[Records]
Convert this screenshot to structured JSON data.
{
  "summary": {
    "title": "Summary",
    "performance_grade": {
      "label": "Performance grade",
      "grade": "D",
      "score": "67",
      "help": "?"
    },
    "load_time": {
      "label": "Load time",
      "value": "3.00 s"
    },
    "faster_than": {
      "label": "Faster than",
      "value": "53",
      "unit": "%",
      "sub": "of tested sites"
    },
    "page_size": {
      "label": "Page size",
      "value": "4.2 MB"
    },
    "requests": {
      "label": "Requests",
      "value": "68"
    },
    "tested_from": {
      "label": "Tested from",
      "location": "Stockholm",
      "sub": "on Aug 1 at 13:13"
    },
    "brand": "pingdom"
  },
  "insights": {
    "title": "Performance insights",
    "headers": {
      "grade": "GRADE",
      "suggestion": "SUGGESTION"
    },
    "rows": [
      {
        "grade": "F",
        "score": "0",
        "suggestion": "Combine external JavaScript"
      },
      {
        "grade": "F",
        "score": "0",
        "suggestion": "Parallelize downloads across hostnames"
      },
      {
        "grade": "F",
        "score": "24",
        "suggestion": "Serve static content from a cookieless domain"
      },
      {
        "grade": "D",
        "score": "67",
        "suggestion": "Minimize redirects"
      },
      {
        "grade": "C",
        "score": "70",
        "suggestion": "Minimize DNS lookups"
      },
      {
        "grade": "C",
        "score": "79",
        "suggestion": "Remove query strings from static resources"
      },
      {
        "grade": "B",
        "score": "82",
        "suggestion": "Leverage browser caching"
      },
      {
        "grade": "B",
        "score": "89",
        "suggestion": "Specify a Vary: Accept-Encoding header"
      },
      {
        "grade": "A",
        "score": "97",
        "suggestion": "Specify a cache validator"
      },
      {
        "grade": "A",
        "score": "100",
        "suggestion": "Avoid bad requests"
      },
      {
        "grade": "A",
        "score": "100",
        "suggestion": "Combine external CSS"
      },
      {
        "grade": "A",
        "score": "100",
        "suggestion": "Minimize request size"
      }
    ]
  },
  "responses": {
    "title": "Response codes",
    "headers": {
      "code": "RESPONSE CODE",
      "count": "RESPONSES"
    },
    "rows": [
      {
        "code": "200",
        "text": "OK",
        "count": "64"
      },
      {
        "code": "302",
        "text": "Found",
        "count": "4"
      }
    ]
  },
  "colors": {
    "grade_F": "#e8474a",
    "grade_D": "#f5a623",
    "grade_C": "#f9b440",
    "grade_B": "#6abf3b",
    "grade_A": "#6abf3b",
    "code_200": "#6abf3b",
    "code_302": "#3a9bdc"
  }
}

### [EXERCISE DETAILS]
Find the string "insights" in the records, then copy each line where it occurs.

### [ANSWER TO THIS PROBLEM]
  "insights": {
    "title": "Performance insights",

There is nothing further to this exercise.